*Task brief:* Make an exact copy of the records, with the pictures left out.

*Supplied records:*
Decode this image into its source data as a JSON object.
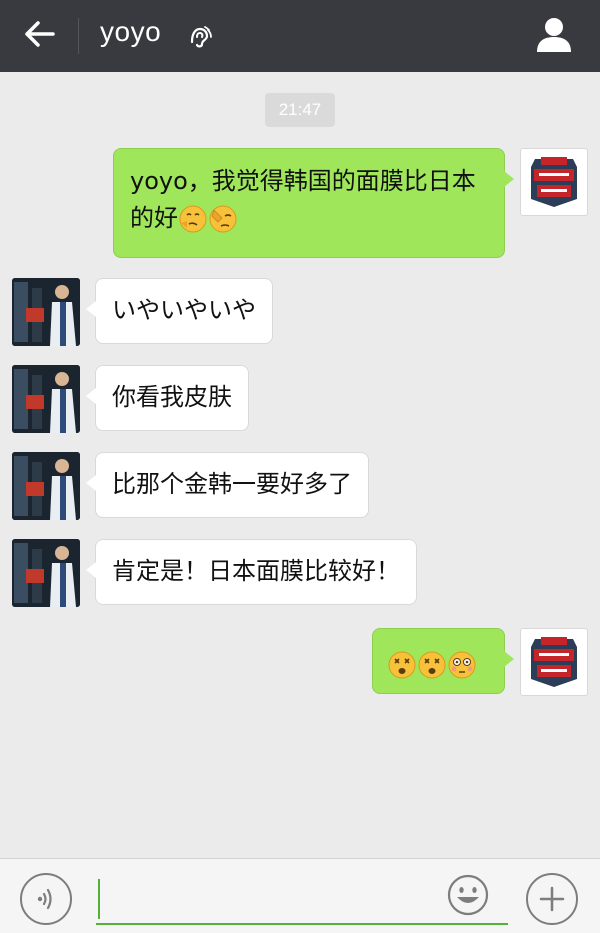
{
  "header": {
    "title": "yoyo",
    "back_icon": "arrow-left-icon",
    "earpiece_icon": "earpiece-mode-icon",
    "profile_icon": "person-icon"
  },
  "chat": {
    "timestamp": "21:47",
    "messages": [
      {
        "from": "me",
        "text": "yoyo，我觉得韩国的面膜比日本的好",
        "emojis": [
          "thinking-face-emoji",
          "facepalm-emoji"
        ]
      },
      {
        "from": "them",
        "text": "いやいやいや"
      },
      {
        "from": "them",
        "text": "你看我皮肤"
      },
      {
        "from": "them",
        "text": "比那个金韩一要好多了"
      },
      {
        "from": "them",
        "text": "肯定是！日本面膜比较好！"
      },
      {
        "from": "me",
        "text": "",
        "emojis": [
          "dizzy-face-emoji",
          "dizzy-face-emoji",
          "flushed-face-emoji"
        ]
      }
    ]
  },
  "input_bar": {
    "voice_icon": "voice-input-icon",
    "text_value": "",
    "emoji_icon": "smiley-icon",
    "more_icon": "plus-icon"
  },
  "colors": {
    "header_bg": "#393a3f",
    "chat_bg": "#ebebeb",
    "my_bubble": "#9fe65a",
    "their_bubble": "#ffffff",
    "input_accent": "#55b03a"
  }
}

*Solution:*
Decode this image into its source data as a JSON object.
{
  "header": {
    "title": "yoyo",
    "back_icon": "arrow-left-icon",
    "earpiece_icon": "earpiece-mode-icon",
    "profile_icon": "person-icon"
  },
  "chat": {
    "timestamp": "21:47",
    "messages": [
      {
        "from": "me",
        "text": "yoyo，我觉得韩国的面膜比日本的好",
        "emojis": [
          "thinking-face-emoji",
          "facepalm-emoji"
        ]
      },
      {
        "from": "them",
        "text": "いやいやいや"
      },
      {
        "from": "them",
        "text": "你看我皮肤"
      },
      {
        "from": "them",
        "text": "比那个金韩一要好多了"
      },
      {
        "from": "them",
        "text": "肯定是！日本面膜比较好！"
      },
      {
        "from": "me",
        "text": "",
        "emojis": [
          "dizzy-face-emoji",
          "dizzy-face-emoji",
          "flushed-face-emoji"
        ]
      }
    ]
  },
  "input_bar": {
    "voice_icon": "voice-input-icon",
    "text_value": "",
    "emoji_icon": "smiley-icon",
    "more_icon": "plus-icon"
  },
  "colors": {
    "header_bg": "#393a3f",
    "chat_bg": "#ebebeb",
    "my_bubble": "#9fe65a",
    "their_bubble": "#ffffff",
    "input_accent": "#55b03a"
  }
}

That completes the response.